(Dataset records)

========

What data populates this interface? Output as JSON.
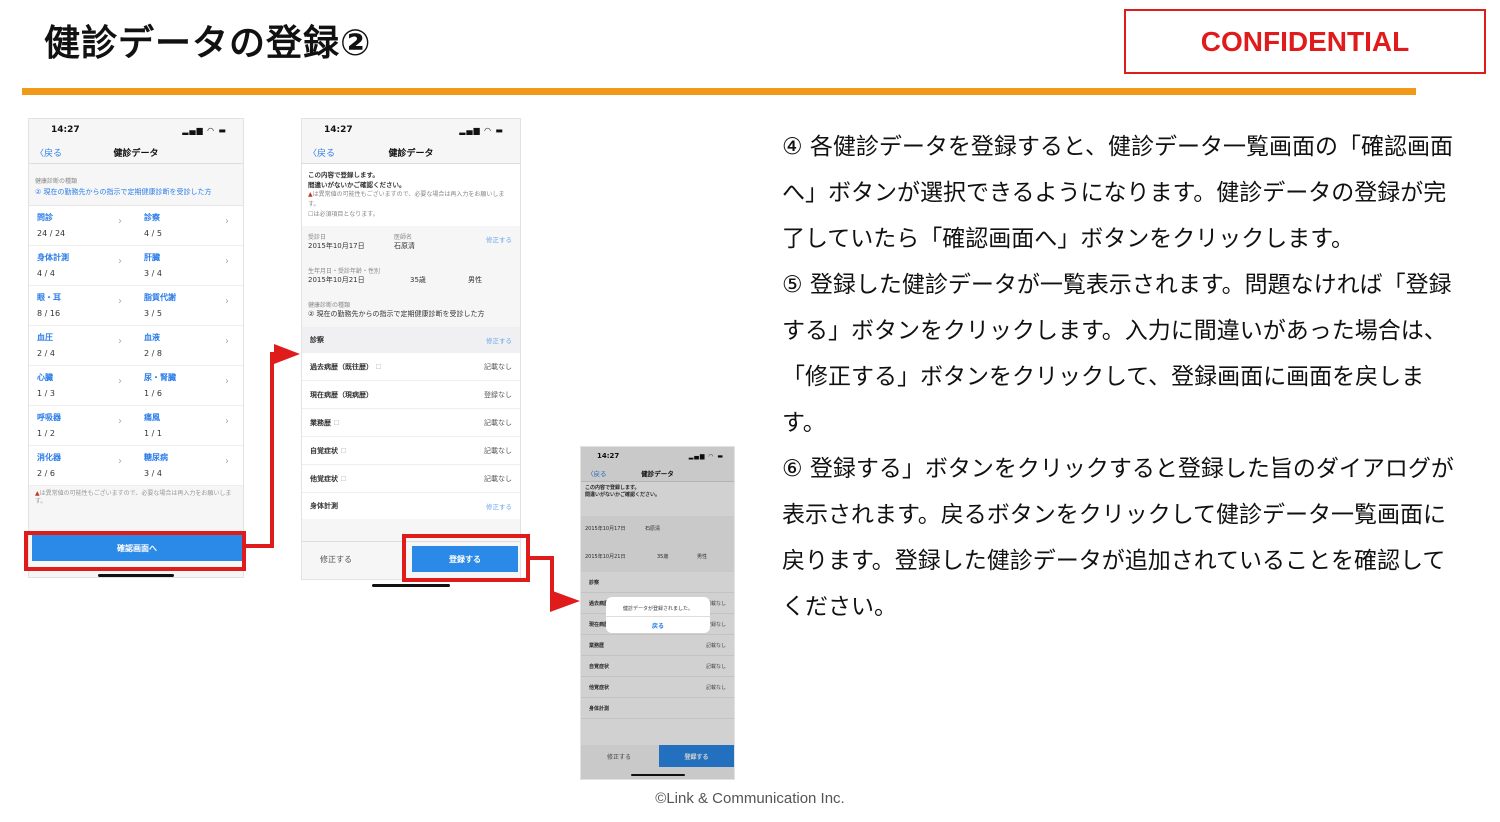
{
  "header": {
    "title": "健診データの登録②",
    "confidential": "CONFIDENTIAL"
  },
  "phone1": {
    "time": "14:27",
    "back": "戻る",
    "title": "健診データ",
    "type_label": "健康診断の種類",
    "type_value": "② 現在の勤務先からの指示で定期健康診断を受診した方",
    "items": [
      {
        "name": "問診",
        "count": "24 / 24"
      },
      {
        "name": "診察",
        "count": "4 / 5"
      },
      {
        "name": "身体計測",
        "count": "4 / 4"
      },
      {
        "name": "肝臓",
        "count": "3 / 4"
      },
      {
        "name": "眼・耳",
        "count": "8 / 16"
      },
      {
        "name": "脂質代謝",
        "count": "3 / 5"
      },
      {
        "name": "血圧",
        "count": "2 / 4"
      },
      {
        "name": "血液",
        "count": "2 / 8"
      },
      {
        "name": "心臓",
        "count": "1 / 3"
      },
      {
        "name": "尿・腎臓",
        "count": "1 / 6"
      },
      {
        "name": "呼吸器",
        "count": "1 / 2"
      },
      {
        "name": "痛風",
        "count": "1 / 1"
      },
      {
        "name": "消化器",
        "count": "2 / 6"
      },
      {
        "name": "糖尿病",
        "count": "3 / 4"
      }
    ],
    "warning": "は異常値の可能性もございますので、必要な場合は再入力をお願いします。",
    "confirm_button": "確認画面へ"
  },
  "phone2": {
    "time": "14:27",
    "back": "戻る",
    "title": "健診データ",
    "notice1": "この内容で登録します。",
    "notice2": "間違いがないかご確認ください。",
    "warn_note": "は異常値の可能性もございますので、必要な場合は再入力をお願いします。",
    "required_note": "は必須項目となります。",
    "date_label": "受診日",
    "date_value": "2015年10月17日",
    "hospital_label": "医師名",
    "hospital_value": "石原清",
    "edit": "修正する",
    "birth_label": "生年月日・受診年齢・性別",
    "birth_value": "2015年10月21日",
    "age_value": "35歳",
    "sex_value": "男性",
    "type_label": "健康診断の種類",
    "type_value": "② 現在の勤務先からの指示で定期健康診断を受診した方",
    "section": "診察",
    "rows": [
      {
        "label": "過去病歴（既往歴）",
        "value": "記載なし"
      },
      {
        "label": "現在病歴（現病歴）",
        "value": "登録なし"
      },
      {
        "label": "業務歴",
        "value": "記載なし"
      },
      {
        "label": "自覚症状",
        "value": "記載なし"
      },
      {
        "label": "他覚症状",
        "value": "記載なし"
      }
    ],
    "section2": "身体計測",
    "fix_button": "修正する",
    "register_button": "登録する"
  },
  "phone3": {
    "time": "14:27",
    "back": "戻る",
    "title": "健診データ",
    "dialog_text": "健診データが登録されました。",
    "dialog_button": "戻る",
    "fix_button": "修正する",
    "register_button": "登録する"
  },
  "description": [
    "④ 各健診データを登録すると、健診データ一覧画面の「確認画面へ」ボタンが選択できるようになります。健診データの登録が完了していたら「確認画面へ」ボタンをクリックします。",
    "⑤ 登録した健診データが一覧表示されます。問題なければ「登録する」ボタンをクリックします。入力に間違いがあった場合は、「修正する」ボタンをクリックして、登録画面に画面を戻します。",
    "⑥ 登録する」ボタンをクリックすると登録した旨のダイアログが表示されます。戻るボタンをクリックして健診データ一覧画面に戻ります。登録した健診データが追加されていることを確認してください。"
  ],
  "footer": "©Link & Communication Inc."
}
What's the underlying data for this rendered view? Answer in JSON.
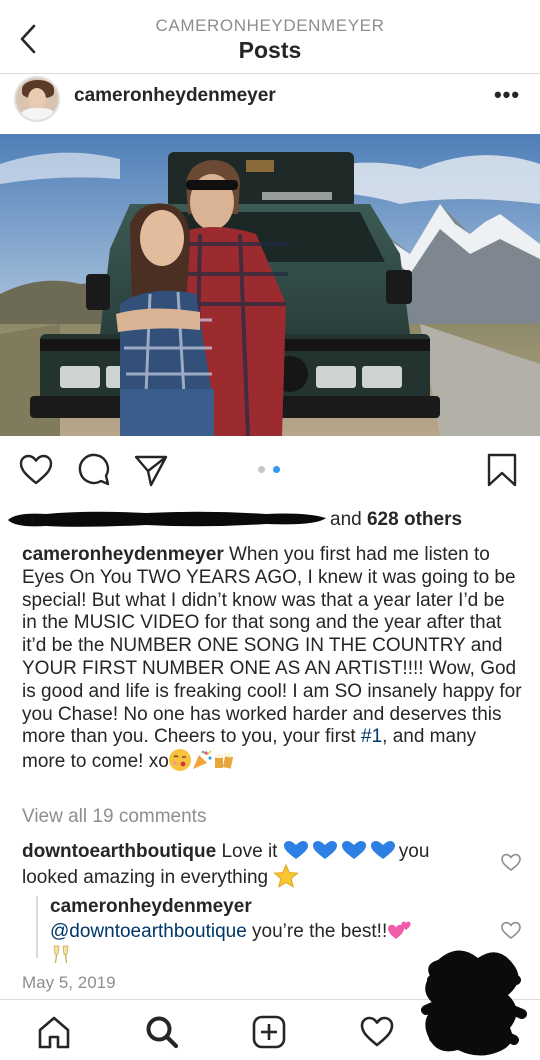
{
  "header": {
    "owner": "CAMERONHEYDENMEYER",
    "title": "Posts"
  },
  "post": {
    "username": "cameronheydenmeyer",
    "more_label": "•••",
    "carousel": {
      "count": 2,
      "active_index": 1
    },
    "likes_suffix_prefix": "and ",
    "likes_others": "628 others",
    "caption": {
      "username": "cameronheydenmeyer",
      "text_part1": " When you first had me listen to Eyes On You TWO YEARS AGO, I knew it was going to be special! But what I didn’t know was that a year later I’d be in the MUSIC VIDEO for that song and the year after that it’d be the NUMBER ONE SONG IN THE COUNTRY and YOUR FIRST NUMBER ONE AS AN ARTIST!!!! Wow, God is good and life is freaking cool! I am SO insanely happy for you Chase! No one has worked harder and deserves this more than you. Cheers to you, your first ",
      "hashtag": "#1",
      "text_part2": ", and many more to come! xo"
    },
    "view_comments": "View all 19 comments",
    "comments": [
      {
        "username": "downtoearthboutique",
        "text_before": " Love it ",
        "text_after": "you looked amazing in everything "
      }
    ],
    "reply": {
      "username": "cameronheydenmeyer",
      "mention": "@downtoearthboutique",
      "text": " you’re the best!!"
    },
    "date": "May 5, 2019"
  },
  "icons": {
    "back": "chevron-left-icon",
    "like": "heart-outline-icon",
    "comment": "comment-bubble-icon",
    "share": "paper-plane-icon",
    "save": "bookmark-icon",
    "home": "home-icon",
    "search": "search-icon",
    "add": "add-post-icon",
    "activity": "heart-activity-icon"
  },
  "colors": {
    "text": "#262626",
    "muted": "#8e8e8e",
    "link": "#003569",
    "accent": "#3897f0",
    "divider": "#dbdbdb"
  }
}
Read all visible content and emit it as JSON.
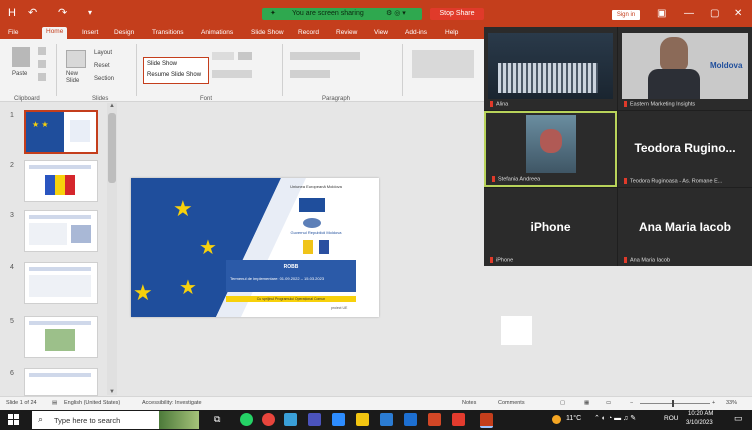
{
  "title_bar": {
    "quick_access": [
      "H",
      "↶",
      "↷",
      "▾"
    ],
    "share_status": "You are screen sharing",
    "stop_share": "Stop Share",
    "sign_in": "Sign in",
    "window_buttons": [
      "—",
      "▢",
      "✕"
    ]
  },
  "tabs": [
    "File",
    "Home",
    "Insert",
    "Design",
    "Transitions",
    "Animations",
    "Slide Show",
    "Record",
    "Review",
    "View",
    "Add-ins",
    "Help"
  ],
  "active_tab": "Home",
  "ribbon": {
    "paste_label": "Paste",
    "new_slide_label": "New Slide",
    "layout_label": "Layout",
    "reset_label": "Reset",
    "section_label": "Section",
    "font_box_line1": "Slide Show",
    "font_box_line2": "Resume Slide Show",
    "groups": [
      "Clipboard",
      "Slides",
      "Font",
      "Paragraph"
    ]
  },
  "thumbnails": [
    "1",
    "2",
    "3",
    "4",
    "5",
    "6"
  ],
  "slide": {
    "header_text": "Uniunea Europeană Moldova",
    "mid_text": "Guvernul Republicii Moldova",
    "box_title": "ROBB",
    "box_line": "Termenul de implementare: 01.09.2022 – 15.03.2023",
    "yellow_strip": "Cu sprijinul Programului Operațional Comun",
    "footer": "proiect UE"
  },
  "meeting": {
    "participants": [
      {
        "label": "Alina",
        "big_name": ""
      },
      {
        "label": "Eastern Marketing Insights",
        "big_name": ""
      },
      {
        "label": "Stefania Andreea",
        "big_name": ""
      },
      {
        "label": "Teodora Ruginoasa - As. Romane E...",
        "big_name": "Teodora Rugino..."
      },
      {
        "label": "iPhone",
        "big_name": "iPhone"
      },
      {
        "label": "Ana Maria Iacob",
        "big_name": "Ana Maria Iacob"
      }
    ],
    "banner_text": "Moldova"
  },
  "status_bar": {
    "slide_count": "Slide 1 of 24",
    "language": "English (United States)",
    "accessibility": "Accessibility: Investigate",
    "notes": "Notes",
    "comments": "Comments",
    "zoom": "33%"
  },
  "taskbar": {
    "search_placeholder": "Type here to search",
    "weather": "11°C",
    "lang": "ROU",
    "time": "10:20 AM",
    "date": "3/10/2023"
  },
  "colors": {
    "accent": "#c43e1c",
    "share_green": "#2fa84f",
    "stop_red": "#e03a2a",
    "slide_blue": "#1f4e9c",
    "star_yellow": "#f7d10c"
  }
}
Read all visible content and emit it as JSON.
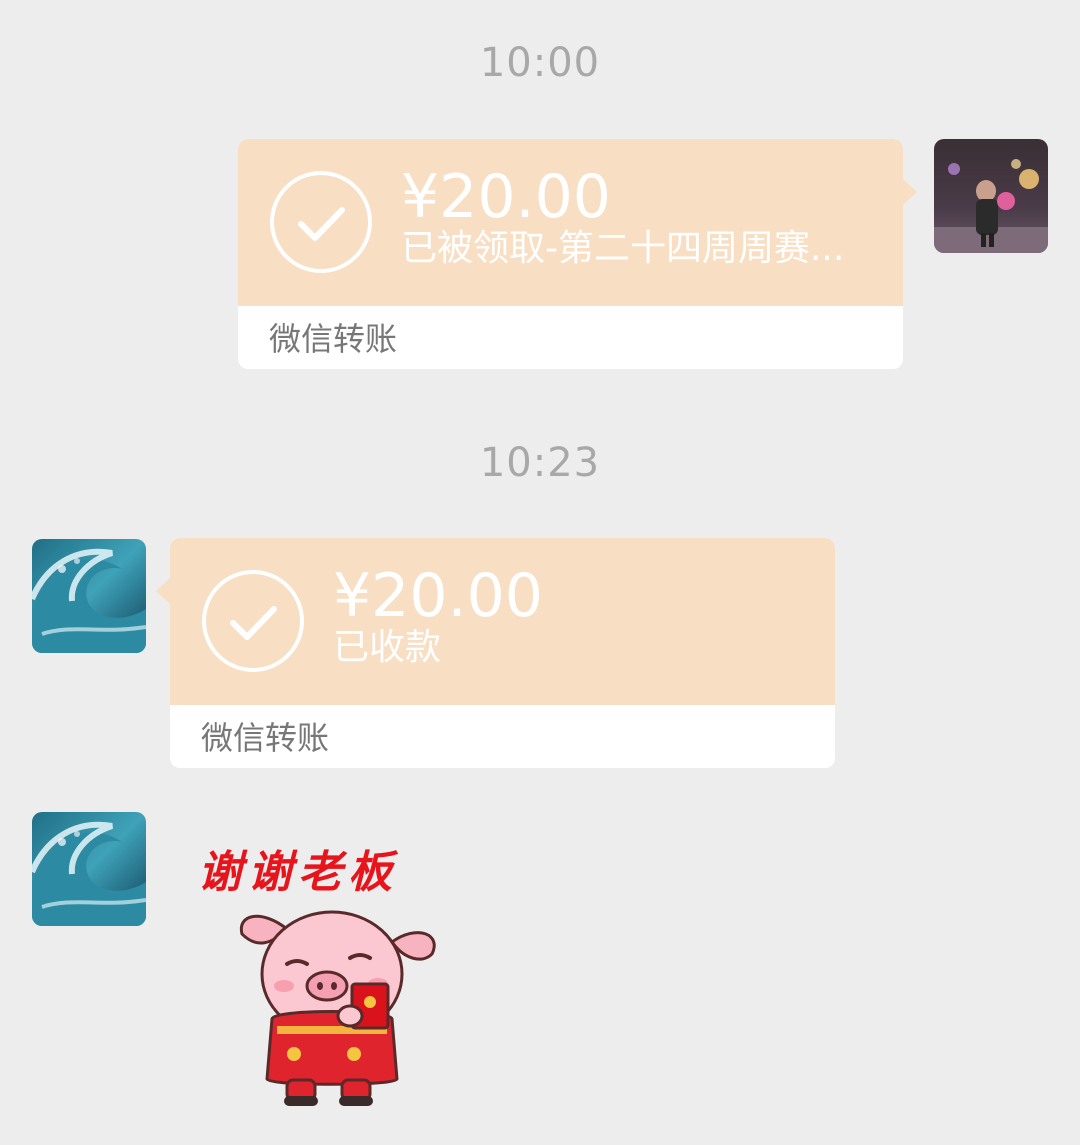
{
  "chat": {
    "timestamp_1": "10:00",
    "timestamp_2": "10:23",
    "message_1": {
      "amount": "¥20.00",
      "status": "已被领取-第二十四周周赛...",
      "footer": "微信转账",
      "icon": "check-circle-icon"
    },
    "message_2": {
      "amount": "¥20.00",
      "status": "已收款",
      "footer": "微信转账",
      "icon": "check-circle-icon"
    },
    "message_3": {
      "sticker_text": "谢谢老板",
      "sticker_image": "pig-holding-red-envelope"
    }
  },
  "colors": {
    "background": "#ededed",
    "card_top": "#f8dfc4",
    "card_bottom": "#ffffff",
    "timestamp": "#a8a8a8",
    "sticker_text": "#e8141c"
  }
}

========

#### What you need to do
How many of the lines above include the string "downtoearthboutique"? Reply with the number by itself.

#### The reply
2